Available records:
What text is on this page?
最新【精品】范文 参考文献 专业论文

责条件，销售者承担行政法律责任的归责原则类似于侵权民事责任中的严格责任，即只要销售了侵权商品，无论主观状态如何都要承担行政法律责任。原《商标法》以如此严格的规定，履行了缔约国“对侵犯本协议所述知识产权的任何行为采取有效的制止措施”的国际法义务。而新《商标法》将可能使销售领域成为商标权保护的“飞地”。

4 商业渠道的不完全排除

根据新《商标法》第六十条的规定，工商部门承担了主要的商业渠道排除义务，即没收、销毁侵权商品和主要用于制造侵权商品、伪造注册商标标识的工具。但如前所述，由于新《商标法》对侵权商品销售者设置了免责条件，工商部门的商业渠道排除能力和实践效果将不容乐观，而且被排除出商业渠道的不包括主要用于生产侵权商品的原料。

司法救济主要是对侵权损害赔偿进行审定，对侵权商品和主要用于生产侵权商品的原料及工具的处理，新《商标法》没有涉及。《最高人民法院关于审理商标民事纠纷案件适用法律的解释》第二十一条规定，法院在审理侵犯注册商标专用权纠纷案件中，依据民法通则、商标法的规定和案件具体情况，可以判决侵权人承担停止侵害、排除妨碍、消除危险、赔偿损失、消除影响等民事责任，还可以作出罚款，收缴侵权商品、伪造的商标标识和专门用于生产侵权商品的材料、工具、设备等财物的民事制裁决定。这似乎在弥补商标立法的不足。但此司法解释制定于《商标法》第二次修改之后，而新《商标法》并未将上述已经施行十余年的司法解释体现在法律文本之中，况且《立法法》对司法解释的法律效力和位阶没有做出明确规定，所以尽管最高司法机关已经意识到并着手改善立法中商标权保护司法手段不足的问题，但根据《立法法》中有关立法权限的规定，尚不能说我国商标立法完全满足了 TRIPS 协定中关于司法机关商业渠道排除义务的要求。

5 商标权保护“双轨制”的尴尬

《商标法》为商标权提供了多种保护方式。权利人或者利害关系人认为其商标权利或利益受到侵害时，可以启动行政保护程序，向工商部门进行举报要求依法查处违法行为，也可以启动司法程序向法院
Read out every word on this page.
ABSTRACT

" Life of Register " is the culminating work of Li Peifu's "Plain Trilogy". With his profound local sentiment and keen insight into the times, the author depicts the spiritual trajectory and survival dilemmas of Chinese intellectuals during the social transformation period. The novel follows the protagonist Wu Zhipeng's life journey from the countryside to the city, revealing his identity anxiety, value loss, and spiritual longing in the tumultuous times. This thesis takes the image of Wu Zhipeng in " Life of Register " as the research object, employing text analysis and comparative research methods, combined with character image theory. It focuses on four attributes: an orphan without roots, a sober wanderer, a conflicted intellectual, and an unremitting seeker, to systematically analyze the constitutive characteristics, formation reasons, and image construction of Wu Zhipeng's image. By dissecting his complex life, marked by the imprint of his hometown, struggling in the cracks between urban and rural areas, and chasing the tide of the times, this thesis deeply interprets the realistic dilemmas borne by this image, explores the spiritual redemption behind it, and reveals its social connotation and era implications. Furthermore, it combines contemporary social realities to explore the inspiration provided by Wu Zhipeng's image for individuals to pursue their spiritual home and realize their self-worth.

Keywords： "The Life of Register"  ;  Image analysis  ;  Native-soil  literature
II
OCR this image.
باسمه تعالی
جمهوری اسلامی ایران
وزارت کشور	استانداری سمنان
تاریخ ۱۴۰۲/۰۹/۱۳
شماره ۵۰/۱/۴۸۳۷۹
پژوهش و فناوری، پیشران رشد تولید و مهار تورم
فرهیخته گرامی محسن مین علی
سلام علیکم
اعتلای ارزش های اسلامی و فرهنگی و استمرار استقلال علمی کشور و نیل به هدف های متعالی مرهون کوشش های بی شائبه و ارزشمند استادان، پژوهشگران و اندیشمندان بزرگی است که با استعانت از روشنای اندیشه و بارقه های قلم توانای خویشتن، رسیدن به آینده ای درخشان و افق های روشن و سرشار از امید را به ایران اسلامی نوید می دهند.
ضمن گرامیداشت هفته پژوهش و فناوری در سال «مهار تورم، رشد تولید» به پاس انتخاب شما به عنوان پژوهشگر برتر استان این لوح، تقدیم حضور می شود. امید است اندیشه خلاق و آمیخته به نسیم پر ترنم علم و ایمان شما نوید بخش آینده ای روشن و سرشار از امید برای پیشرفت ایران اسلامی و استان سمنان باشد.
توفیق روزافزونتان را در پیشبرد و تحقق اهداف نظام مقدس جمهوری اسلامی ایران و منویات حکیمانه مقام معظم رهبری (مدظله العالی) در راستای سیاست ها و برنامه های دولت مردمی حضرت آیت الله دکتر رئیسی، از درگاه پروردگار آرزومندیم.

Problem statement: List each line of the entries that holds the string "نوید".

Result for this task:
اعتلای ارزش های اسلامی و فرهنگی و استمرار استقلال علمی کشور و نیل به هدف های متعالی مرهون کوشش های بی شائبه و ارزشمند استادان، پژوهشگران و اندیشمندان بزرگی است که با استعانت از روشنای اندیشه و بارقه های قلم توانای خویشتن، رسیدن به آینده ای درخشان و افق های روشن و سرشار از امید را به ایران اسلامی نوید می دهند.
ضمن گرامیداشت هفته پژوهش و فناوری در سال «مهار تورم، رشد تولید» به پاس انتخاب شما به عنوان پژوهشگر برتر استان این لوح، تقدیم حضور می شود. امید است اندیشه خلاق و آمیخته به نسیم پر ترنم علم و ایمان شما نوید بخش آینده ای روشن و سرشار از امید برای پیشرفت ایران اسلامی و استان سمنان باشد.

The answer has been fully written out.